Requirements:
Starting at the first line and ending with the line that contains "raise-hand-icon xyxy=(500,912,523,939)", rewrite these lines with "muted-mic-icon" swapped for "mic-muted-icon" and everything else unchanged.

>> Start Data to process

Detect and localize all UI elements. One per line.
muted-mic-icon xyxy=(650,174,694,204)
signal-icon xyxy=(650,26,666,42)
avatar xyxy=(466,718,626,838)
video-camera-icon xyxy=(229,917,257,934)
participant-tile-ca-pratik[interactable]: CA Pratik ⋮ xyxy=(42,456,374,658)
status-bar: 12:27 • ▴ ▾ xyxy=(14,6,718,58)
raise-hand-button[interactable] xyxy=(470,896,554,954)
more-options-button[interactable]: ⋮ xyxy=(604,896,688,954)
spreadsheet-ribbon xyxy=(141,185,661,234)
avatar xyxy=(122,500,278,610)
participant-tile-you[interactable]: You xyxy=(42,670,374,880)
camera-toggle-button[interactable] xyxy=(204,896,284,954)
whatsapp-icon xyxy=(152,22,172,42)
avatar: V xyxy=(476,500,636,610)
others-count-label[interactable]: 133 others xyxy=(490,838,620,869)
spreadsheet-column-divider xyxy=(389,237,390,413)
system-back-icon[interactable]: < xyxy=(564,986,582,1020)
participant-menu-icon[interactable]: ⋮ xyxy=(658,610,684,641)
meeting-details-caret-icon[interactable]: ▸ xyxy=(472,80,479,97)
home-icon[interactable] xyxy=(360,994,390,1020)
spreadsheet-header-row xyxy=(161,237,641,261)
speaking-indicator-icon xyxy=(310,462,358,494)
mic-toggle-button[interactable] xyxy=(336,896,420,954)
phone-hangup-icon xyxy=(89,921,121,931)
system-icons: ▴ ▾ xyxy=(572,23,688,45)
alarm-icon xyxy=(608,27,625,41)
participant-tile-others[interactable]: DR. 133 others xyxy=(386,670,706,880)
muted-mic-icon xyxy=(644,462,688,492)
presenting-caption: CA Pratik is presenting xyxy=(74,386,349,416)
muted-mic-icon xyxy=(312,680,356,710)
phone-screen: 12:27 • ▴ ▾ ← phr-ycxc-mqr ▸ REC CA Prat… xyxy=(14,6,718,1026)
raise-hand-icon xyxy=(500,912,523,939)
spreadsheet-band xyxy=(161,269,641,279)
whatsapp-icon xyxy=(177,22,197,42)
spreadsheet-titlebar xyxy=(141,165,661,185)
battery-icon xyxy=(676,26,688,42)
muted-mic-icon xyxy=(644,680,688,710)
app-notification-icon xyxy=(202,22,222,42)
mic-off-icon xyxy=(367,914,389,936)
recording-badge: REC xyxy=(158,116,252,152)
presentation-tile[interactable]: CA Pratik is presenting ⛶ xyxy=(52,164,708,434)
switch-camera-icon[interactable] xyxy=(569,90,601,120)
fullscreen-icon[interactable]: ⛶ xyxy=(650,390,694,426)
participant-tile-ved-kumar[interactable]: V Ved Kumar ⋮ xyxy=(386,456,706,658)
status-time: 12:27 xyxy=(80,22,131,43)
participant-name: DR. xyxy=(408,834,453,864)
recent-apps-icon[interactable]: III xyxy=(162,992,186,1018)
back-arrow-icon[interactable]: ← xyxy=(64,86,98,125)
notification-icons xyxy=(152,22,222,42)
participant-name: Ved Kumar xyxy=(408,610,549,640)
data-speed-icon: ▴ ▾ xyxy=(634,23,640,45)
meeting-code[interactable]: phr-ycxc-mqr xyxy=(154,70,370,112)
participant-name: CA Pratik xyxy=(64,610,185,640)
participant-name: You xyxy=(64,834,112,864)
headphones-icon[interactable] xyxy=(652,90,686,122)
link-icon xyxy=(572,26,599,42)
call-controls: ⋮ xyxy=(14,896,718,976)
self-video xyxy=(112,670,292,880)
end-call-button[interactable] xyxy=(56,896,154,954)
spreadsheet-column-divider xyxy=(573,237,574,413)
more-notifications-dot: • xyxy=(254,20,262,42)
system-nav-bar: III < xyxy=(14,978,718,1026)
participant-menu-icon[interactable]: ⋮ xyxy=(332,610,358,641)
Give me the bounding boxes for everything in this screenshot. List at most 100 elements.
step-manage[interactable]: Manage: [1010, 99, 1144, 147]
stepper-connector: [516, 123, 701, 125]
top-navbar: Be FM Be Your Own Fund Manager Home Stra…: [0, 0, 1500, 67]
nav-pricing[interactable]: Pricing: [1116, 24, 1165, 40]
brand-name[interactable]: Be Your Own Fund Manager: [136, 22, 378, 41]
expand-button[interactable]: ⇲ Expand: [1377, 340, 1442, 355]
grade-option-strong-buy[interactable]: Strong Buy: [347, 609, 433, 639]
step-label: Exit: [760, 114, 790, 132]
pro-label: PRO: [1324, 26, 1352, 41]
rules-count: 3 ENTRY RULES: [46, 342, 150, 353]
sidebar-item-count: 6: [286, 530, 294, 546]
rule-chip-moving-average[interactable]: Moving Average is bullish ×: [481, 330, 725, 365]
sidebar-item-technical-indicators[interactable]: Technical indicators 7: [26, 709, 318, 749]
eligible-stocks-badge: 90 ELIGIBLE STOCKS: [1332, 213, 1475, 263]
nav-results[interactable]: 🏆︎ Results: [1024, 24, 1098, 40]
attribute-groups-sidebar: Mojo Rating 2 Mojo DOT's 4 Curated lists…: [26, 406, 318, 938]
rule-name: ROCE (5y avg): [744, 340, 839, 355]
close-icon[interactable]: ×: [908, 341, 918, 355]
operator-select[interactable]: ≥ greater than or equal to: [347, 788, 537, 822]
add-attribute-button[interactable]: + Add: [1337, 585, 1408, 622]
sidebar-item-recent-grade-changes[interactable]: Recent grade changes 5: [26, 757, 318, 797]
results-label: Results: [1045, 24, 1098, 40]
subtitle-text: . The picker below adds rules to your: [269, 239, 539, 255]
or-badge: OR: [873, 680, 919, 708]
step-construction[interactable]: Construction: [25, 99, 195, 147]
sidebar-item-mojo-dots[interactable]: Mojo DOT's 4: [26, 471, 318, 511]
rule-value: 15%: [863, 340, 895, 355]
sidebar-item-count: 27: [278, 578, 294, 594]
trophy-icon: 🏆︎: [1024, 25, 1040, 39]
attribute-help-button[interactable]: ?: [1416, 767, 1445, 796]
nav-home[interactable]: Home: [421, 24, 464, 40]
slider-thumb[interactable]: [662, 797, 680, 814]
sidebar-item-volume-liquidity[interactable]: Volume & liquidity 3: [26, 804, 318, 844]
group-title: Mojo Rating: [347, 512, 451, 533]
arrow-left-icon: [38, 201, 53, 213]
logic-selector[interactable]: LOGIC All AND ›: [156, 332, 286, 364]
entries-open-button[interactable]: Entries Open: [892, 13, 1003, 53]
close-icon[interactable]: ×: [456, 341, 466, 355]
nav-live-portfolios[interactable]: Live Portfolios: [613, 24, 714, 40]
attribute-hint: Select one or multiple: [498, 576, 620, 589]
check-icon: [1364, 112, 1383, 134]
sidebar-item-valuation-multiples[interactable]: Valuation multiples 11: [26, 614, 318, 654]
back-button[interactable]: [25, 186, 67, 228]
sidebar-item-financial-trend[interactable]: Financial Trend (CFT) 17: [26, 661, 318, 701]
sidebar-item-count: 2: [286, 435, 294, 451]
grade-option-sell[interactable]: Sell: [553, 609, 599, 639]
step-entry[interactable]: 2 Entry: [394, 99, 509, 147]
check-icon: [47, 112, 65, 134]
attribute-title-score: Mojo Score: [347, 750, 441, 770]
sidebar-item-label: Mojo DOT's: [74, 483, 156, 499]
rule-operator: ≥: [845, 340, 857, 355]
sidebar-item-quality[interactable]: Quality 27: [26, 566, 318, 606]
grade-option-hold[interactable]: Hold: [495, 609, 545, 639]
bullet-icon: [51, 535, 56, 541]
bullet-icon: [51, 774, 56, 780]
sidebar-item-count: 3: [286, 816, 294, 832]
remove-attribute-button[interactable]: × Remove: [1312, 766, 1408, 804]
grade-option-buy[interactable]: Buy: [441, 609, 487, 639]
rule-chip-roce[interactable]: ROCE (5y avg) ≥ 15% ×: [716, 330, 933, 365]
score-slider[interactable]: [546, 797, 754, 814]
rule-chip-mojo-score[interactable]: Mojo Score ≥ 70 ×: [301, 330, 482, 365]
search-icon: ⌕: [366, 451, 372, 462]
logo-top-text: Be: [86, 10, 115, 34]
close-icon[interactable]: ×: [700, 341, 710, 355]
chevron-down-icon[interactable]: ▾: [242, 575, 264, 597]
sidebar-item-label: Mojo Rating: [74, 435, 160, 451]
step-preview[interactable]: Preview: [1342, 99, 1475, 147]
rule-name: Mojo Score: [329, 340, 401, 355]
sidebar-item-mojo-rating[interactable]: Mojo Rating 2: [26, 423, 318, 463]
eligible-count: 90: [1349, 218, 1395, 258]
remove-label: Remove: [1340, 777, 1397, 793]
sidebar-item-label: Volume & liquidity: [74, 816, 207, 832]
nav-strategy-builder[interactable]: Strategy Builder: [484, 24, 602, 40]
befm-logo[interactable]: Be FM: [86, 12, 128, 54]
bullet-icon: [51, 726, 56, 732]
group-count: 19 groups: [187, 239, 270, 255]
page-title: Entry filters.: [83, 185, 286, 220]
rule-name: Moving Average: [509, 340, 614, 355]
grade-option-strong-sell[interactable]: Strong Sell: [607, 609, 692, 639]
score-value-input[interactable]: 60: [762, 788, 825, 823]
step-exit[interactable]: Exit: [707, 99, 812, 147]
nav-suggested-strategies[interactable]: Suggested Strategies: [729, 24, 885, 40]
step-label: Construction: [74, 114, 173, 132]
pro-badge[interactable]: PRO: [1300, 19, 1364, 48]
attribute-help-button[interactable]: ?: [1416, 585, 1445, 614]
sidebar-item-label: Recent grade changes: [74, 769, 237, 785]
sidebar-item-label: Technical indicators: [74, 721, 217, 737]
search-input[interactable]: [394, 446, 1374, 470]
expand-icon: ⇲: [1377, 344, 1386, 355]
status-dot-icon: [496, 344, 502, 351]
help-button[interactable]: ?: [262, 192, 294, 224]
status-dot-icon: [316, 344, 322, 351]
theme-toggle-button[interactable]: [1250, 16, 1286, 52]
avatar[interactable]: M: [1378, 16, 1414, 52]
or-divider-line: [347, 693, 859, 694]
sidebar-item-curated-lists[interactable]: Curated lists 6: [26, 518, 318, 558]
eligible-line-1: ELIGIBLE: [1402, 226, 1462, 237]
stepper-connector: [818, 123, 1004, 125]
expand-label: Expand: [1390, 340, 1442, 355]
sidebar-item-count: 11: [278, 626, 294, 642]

>> End Data to process

Solution for this task:
Detect and localize all UI elements. One per line.
mic-muted-icon xyxy=(650,174,694,204)
signal-icon xyxy=(650,26,666,42)
avatar xyxy=(466,718,626,838)
video-camera-icon xyxy=(229,917,257,934)
participant-tile-ca-pratik[interactable]: CA Pratik ⋮ xyxy=(42,456,374,658)
status-bar: 12:27 • ▴ ▾ xyxy=(14,6,718,58)
raise-hand-button[interactable] xyxy=(470,896,554,954)
more-options-button[interactable]: ⋮ xyxy=(604,896,688,954)
spreadsheet-ribbon xyxy=(141,185,661,234)
avatar xyxy=(122,500,278,610)
participant-tile-you[interactable]: You xyxy=(42,670,374,880)
camera-toggle-button[interactable] xyxy=(204,896,284,954)
whatsapp-icon xyxy=(152,22,172,42)
avatar: V xyxy=(476,500,636,610)
others-count-label[interactable]: 133 others xyxy=(490,838,620,869)
spreadsheet-column-divider xyxy=(389,237,390,413)
system-back-icon[interactable]: < xyxy=(564,986,582,1020)
participant-menu-icon[interactable]: ⋮ xyxy=(658,610,684,641)
meeting-details-caret-icon[interactable]: ▸ xyxy=(472,80,479,97)
home-icon[interactable] xyxy=(360,994,390,1020)
spreadsheet-header-row xyxy=(161,237,641,261)
speaking-indicator-icon xyxy=(310,462,358,494)
mic-toggle-button[interactable] xyxy=(336,896,420,954)
phone-hangup-icon xyxy=(89,921,121,931)
system-icons: ▴ ▾ xyxy=(572,23,688,45)
alarm-icon xyxy=(608,27,625,41)
participant-tile-others[interactable]: DR. 133 others xyxy=(386,670,706,880)
mic-muted-icon xyxy=(644,462,688,492)
presenting-caption: CA Pratik is presenting xyxy=(74,386,349,416)
mic-muted-icon xyxy=(312,680,356,710)
phone-screen: 12:27 • ▴ ▾ ← phr-ycxc-mqr ▸ REC CA Prat… xyxy=(14,6,718,1026)
raise-hand-icon xyxy=(500,912,523,939)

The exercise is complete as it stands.